* _WHAT YOU SHOULD DO_:
What lines of the data include the string "Policy"? Copy them all.

* _ENTRIES PROVIDED_:

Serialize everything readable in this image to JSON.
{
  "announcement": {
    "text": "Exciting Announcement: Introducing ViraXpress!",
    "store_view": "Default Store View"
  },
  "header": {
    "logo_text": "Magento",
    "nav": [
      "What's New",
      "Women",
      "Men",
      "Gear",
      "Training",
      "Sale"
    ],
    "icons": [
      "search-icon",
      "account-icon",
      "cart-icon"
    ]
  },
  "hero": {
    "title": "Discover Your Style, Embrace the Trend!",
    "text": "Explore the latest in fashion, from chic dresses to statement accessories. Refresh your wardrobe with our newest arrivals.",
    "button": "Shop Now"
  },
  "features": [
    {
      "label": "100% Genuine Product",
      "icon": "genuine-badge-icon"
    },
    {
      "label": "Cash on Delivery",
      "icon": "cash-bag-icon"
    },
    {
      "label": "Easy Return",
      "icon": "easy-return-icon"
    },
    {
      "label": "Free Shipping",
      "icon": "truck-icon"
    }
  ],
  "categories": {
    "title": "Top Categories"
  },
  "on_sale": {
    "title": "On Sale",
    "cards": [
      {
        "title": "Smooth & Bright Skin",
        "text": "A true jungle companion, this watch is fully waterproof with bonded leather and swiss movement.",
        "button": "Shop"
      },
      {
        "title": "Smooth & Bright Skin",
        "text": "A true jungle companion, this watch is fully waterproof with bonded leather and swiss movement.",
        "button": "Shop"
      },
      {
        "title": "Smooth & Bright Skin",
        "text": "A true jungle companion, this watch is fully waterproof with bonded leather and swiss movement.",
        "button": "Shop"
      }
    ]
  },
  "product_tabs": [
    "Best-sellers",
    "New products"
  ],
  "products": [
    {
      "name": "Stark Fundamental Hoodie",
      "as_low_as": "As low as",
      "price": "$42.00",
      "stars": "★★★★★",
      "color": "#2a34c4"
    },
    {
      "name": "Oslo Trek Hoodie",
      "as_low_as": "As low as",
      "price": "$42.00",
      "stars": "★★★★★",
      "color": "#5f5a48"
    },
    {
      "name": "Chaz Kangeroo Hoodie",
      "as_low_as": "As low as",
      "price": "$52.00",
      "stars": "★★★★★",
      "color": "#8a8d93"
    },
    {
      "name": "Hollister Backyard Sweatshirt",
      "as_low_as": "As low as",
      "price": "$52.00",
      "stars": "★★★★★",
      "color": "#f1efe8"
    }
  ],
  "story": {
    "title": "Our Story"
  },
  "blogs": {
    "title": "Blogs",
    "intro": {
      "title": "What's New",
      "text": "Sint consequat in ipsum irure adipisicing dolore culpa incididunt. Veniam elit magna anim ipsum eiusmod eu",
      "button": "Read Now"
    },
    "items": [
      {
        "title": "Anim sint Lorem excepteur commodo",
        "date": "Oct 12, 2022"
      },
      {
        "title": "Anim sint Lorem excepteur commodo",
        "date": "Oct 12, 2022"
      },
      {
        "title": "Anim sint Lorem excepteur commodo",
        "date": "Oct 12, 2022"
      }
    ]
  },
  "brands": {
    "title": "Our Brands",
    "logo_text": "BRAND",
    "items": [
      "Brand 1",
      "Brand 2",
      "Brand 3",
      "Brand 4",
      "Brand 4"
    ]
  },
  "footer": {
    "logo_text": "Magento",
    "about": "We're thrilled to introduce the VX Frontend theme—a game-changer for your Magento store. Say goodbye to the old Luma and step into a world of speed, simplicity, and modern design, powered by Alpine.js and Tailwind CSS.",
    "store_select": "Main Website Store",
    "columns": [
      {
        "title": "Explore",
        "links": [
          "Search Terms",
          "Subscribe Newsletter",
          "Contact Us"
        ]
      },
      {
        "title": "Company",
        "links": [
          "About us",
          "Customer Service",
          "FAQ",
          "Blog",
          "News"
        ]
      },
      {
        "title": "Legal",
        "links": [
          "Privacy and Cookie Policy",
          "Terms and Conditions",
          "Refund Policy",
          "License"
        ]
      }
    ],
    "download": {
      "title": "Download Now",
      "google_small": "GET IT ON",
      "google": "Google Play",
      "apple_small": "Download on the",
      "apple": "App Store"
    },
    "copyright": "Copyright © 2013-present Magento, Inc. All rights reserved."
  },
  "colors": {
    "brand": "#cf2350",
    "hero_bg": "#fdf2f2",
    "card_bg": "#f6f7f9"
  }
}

* _OUTPUT_:
          "Privacy and Cookie Policy",
          "Refund Policy",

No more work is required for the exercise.